[BEGIN Material provided]

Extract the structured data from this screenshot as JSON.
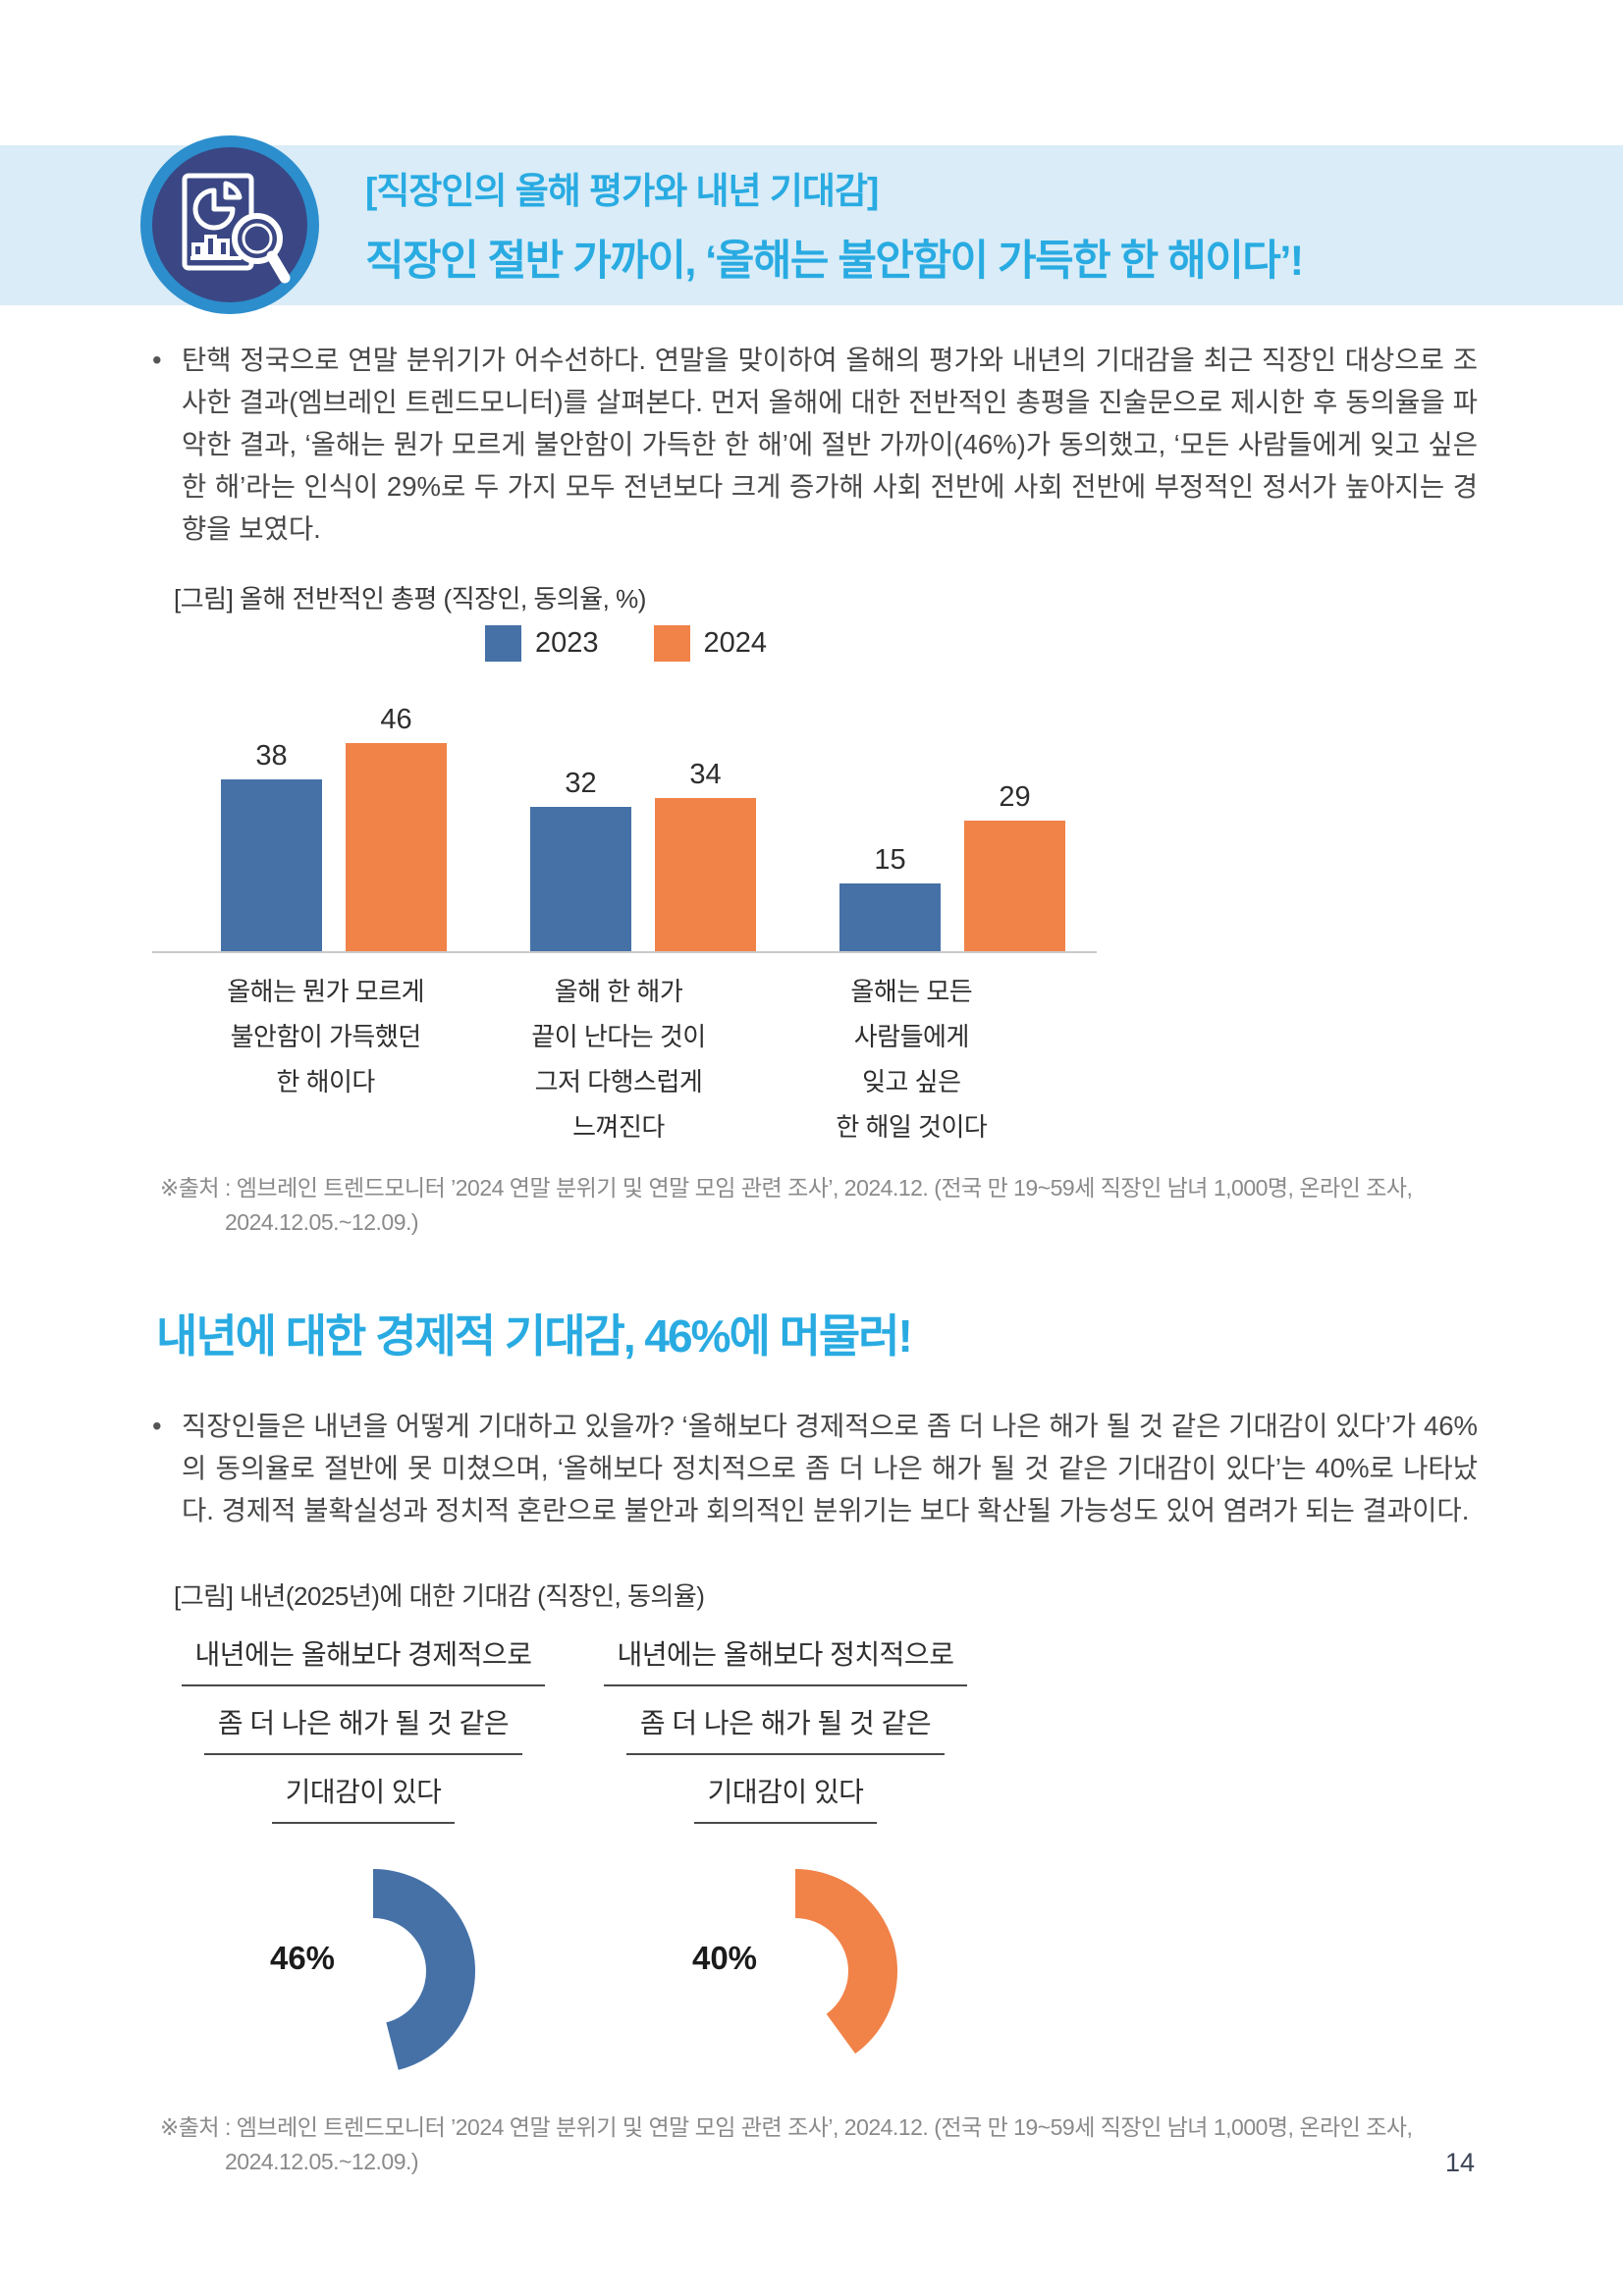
{
  "page": {
    "number": "14"
  },
  "header": {
    "kicker": "[직장인의 올해 평가와 내년 기대감]",
    "headline": "직장인 절반 가까이, ‘올해는 불안함이 가득한 한 해이다’!",
    "accent_color": "#29abe2",
    "band_color": "#d9ecf7",
    "badge_navy": "#3a4784",
    "badge_ring": "#2c8ecd",
    "icon": "report-chart-magnifier-icon"
  },
  "intro": {
    "bullet": "•",
    "text": "탄핵 정국으로 연말 분위기가 어수선하다. 연말을 맞이하여 올해의 평가와 내년의 기대감을 최근 직장인 대상으로 조사한 결과(엠브레인 트렌드모니터)를 살펴본다. 먼저 올해에 대한 전반적인 총평을 진술문으로 제시한 후 동의율을 파악한 결과, ‘올해는 뭔가 모르게 불안함이 가득한 한 해’에 절반 가까이(46%)가 동의했고, ‘모든 사람들에게 잊고 싶은 한 해’라는 인식이 29%로 두 가지 모두 전년보다 크게 증가해 사회 전반에 사회 전반에 부정적인 정서가 높아지는 경향을 보였다."
  },
  "chart1": {
    "caption": "[그림] 올해 전반적인 총평 (직장인, 동의율, %)"
  },
  "chart2": {
    "caption": "[그림] 내년(2025년)에 대한 기대감 (직장인, 동의율)"
  },
  "chart_data": [
    {
      "type": "bar",
      "title": "[그림] 올해 전반적인 총평 (직장인, 동의율, %)",
      "unit": "%",
      "legend_position": "top",
      "ylim": [
        0,
        50
      ],
      "categories": [
        [
          "올해는 뭔가 모르게",
          "불안함이 가득했던",
          "한 해이다"
        ],
        [
          "올해 한 해가",
          "끝이 난다는 것이",
          "그저 다행스럽게",
          "느껴진다"
        ],
        [
          "올해는 모든",
          "사람들에게",
          "잊고 싶은",
          "한 해일 것이다"
        ]
      ],
      "series": [
        {
          "name": "2023",
          "color": "#4571a7",
          "values": [
            38,
            32,
            15
          ]
        },
        {
          "name": "2024",
          "color": "#f18248",
          "values": [
            46,
            34,
            29
          ]
        }
      ]
    },
    {
      "type": "donut",
      "title": "[그림] 내년(2025년)에 대한 기대감 (직장인, 동의율)",
      "unit": "%",
      "items": [
        {
          "label_lines": [
            "내년에는 올해보다 경제적으로",
            "좀 더 나은 해가 될 것 같은",
            "기대감이 있다"
          ],
          "value": 46,
          "color": "#4571a7"
        },
        {
          "label_lines": [
            "내년에는 올해보다 정치적으로",
            "좀 더 나은 해가 될 것 같은",
            "기대감이 있다"
          ],
          "value": 40,
          "color": "#f18248"
        }
      ]
    }
  ],
  "section2": {
    "heading": "내년에 대한 경제적 기대감, 46%에 머물러!",
    "bullet": "•",
    "text": "직장인들은 내년을 어떻게 기대하고 있을까? ‘올해보다 경제적으로 좀 더 나은 해가 될 것 같은 기대감이 있다’가 46%의 동의율로 절반에 못 미쳤으며, ‘올해보다 정치적으로 좀 더 나은 해가 될 것 같은 기대감이 있다’는 40%로 나타났다. 경제적 불확실성과 정치적 혼란으로 불안과 회의적인 분위기는 보다 확산될 가능성도 있어 염려가 되는 결과이다."
  },
  "source_note": {
    "line1": "※출처 : 엠브레인 트렌드모니터 ’2024 연말 분위기 및 연말 모임 관련 조사’, 2024.12. (전국 만 19~59세 직장인 남녀 1,000명, 온라인 조사,",
    "line2": "2024.12.05.~12.09.)"
  }
}
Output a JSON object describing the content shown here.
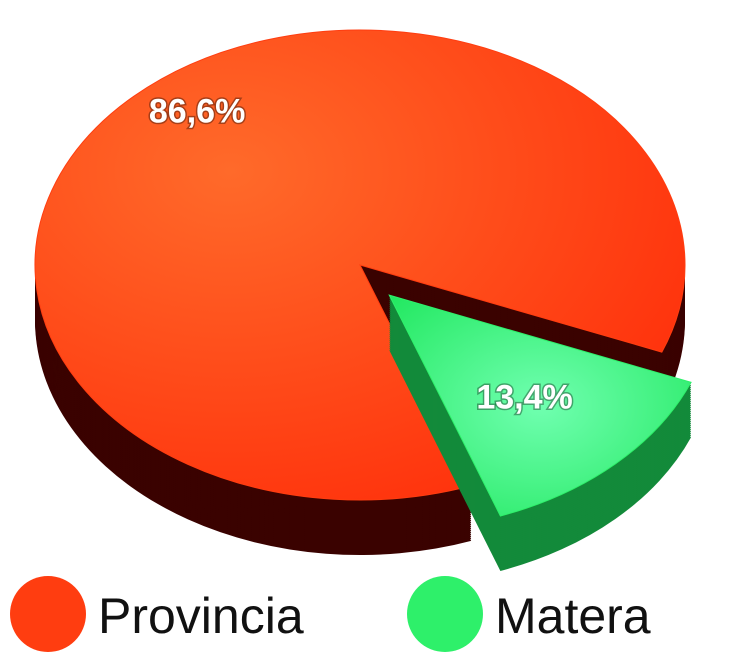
{
  "chart_data": {
    "type": "pie",
    "categories": [
      "Provincia",
      "Matera"
    ],
    "values": [
      86.6,
      13.4
    ],
    "value_labels": [
      "86,6%",
      "13,4%"
    ],
    "colors": [
      "#ff3d10",
      "#2ef06a"
    ]
  }
}
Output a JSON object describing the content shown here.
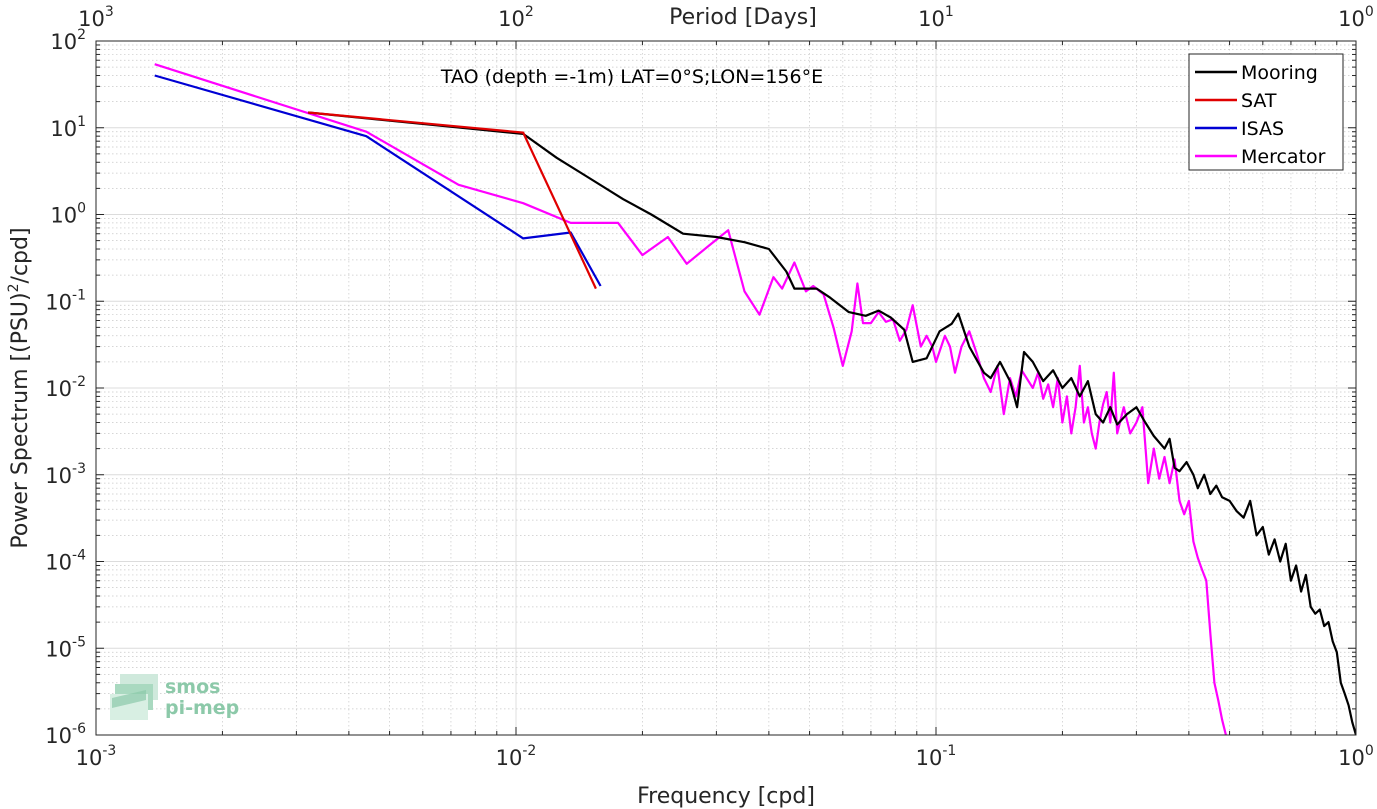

[END Material provided]

* Aim *
Report all lines of the data that include the word "엠브레인".

* Answer for the task *
    "text": "탄핵 정국으로 연말 분위기가 어수선하다. 연말을 맞이하여 올해의 평가와 내년의 기대감을 최근 직장인 대상으로 조사한 결과(엠브레인 트렌드모니터)를 살펴본다. 먼저 올해에 대한 전반적인 총평을 진술문으로 제시한 후 동의율을 파악한 결과, ‘올해는 뭔가 모르게 불안함이 가득한 한 해’에 절반 가까이(46%)가 동의했고, ‘모든 사람들에게 잊고 싶은 한 해’라는 인식이 29%로 두 가지 모두 전년보다 크게 증가해 사회 전반에 사회 전반에 부정적인 정서가 높아지는 경향을 보였다."
    "line1": "※출처 : 엠브레인 트렌드모니터 ’2024 연말 분위기 및 연말 모임 관련 조사’, 2024.12. (전국 만 19~59세 직장인 남녀 1,000명, 온라인 조사,",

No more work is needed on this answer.